▶ OBJECTIVE
Gather the lines from the material that contain "count".
═══ PROVIDED MATERIAL ═══
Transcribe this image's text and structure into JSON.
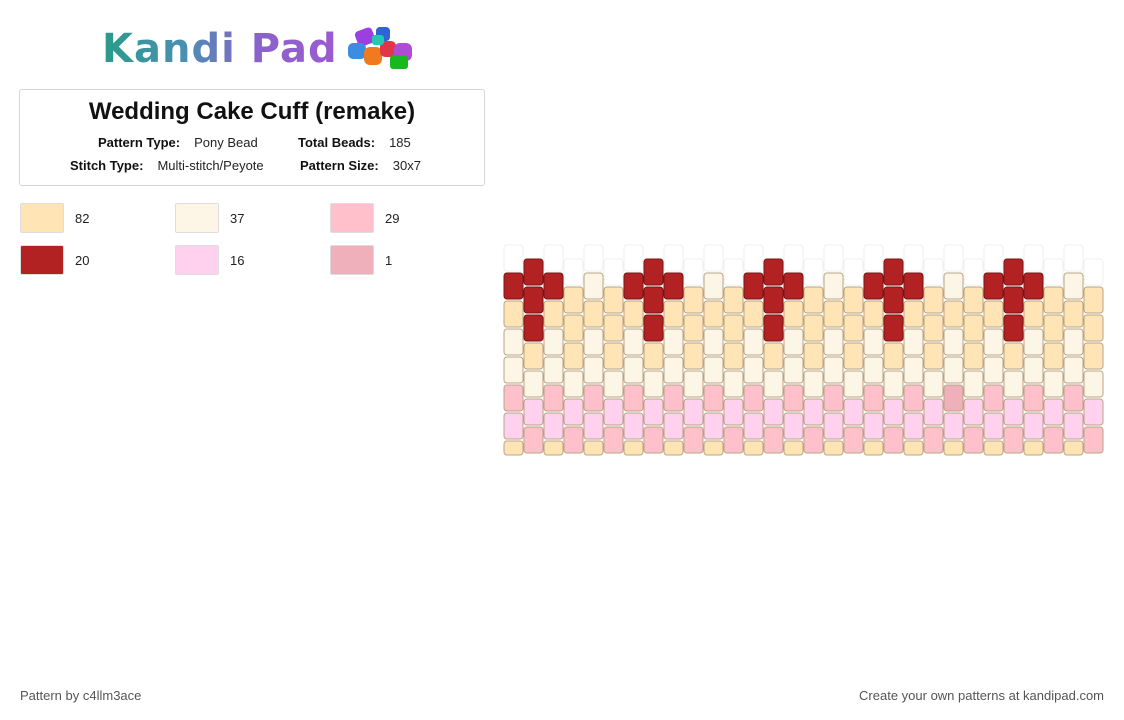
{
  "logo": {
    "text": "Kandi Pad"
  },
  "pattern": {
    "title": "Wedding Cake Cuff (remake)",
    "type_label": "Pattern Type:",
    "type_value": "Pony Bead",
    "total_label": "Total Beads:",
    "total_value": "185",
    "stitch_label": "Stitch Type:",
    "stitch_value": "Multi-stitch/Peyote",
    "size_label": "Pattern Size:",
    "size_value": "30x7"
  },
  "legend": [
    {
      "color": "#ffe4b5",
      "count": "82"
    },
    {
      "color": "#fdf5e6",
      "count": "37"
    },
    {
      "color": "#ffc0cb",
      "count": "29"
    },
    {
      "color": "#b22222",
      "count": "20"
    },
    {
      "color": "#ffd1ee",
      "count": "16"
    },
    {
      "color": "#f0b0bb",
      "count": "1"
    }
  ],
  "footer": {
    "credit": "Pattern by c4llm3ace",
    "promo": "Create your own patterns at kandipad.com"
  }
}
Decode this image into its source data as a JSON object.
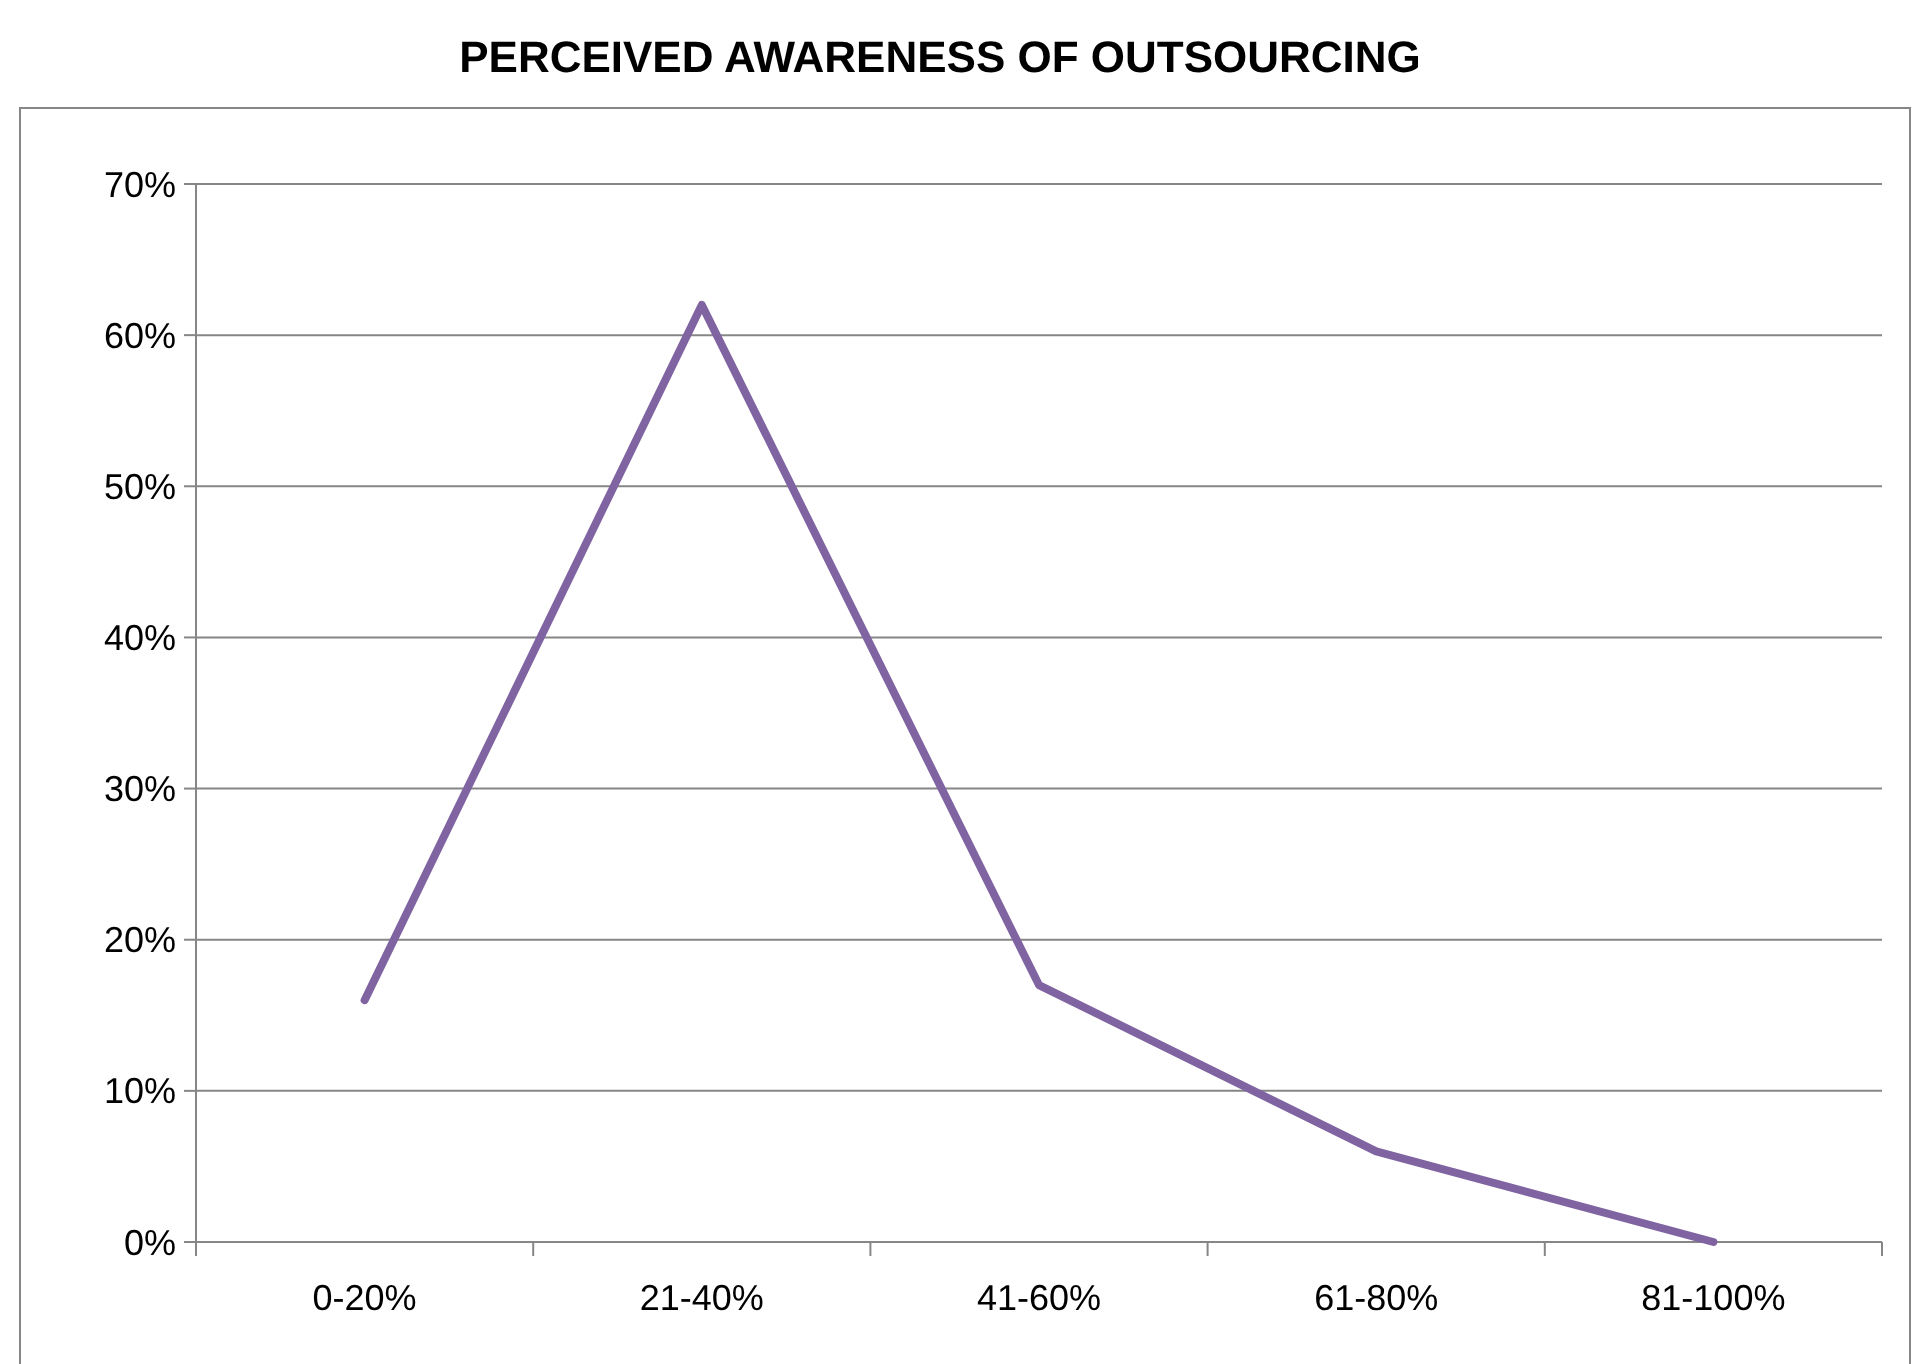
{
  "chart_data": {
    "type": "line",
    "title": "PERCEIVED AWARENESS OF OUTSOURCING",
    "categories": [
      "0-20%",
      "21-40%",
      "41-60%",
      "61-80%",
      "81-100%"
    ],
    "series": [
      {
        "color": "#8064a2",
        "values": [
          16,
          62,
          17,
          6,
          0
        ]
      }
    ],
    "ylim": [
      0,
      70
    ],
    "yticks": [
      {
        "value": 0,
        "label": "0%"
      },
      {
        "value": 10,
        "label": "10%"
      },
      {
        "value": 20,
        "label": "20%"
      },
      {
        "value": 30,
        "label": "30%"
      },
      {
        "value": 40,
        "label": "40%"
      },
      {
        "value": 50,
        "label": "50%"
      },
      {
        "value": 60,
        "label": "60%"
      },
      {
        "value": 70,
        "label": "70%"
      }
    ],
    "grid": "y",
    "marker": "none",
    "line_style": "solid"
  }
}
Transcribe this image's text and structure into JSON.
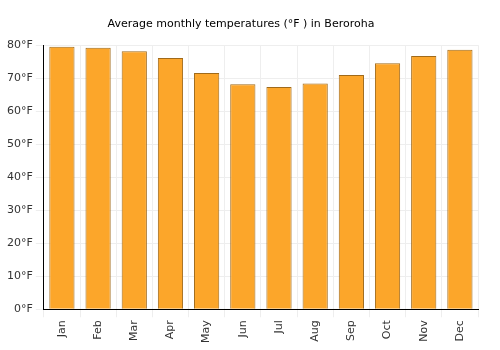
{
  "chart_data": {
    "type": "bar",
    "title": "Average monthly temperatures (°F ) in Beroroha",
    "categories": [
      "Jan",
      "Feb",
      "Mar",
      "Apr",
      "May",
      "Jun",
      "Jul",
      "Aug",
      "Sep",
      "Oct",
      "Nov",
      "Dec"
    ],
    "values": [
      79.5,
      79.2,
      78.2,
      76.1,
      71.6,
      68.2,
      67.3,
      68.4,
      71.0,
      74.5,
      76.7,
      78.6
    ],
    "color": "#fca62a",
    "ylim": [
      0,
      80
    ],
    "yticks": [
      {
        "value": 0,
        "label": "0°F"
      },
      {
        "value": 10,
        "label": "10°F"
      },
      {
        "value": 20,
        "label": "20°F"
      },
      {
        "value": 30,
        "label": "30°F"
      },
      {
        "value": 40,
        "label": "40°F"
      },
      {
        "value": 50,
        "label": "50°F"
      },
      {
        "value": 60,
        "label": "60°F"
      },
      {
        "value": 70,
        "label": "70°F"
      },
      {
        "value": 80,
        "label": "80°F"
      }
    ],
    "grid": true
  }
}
═══
▶ THE SOLUTION
      "count": "82"
      "count": "37"
      "count": "29"
      "count": "20"
      "count": "16"
      "count": "1"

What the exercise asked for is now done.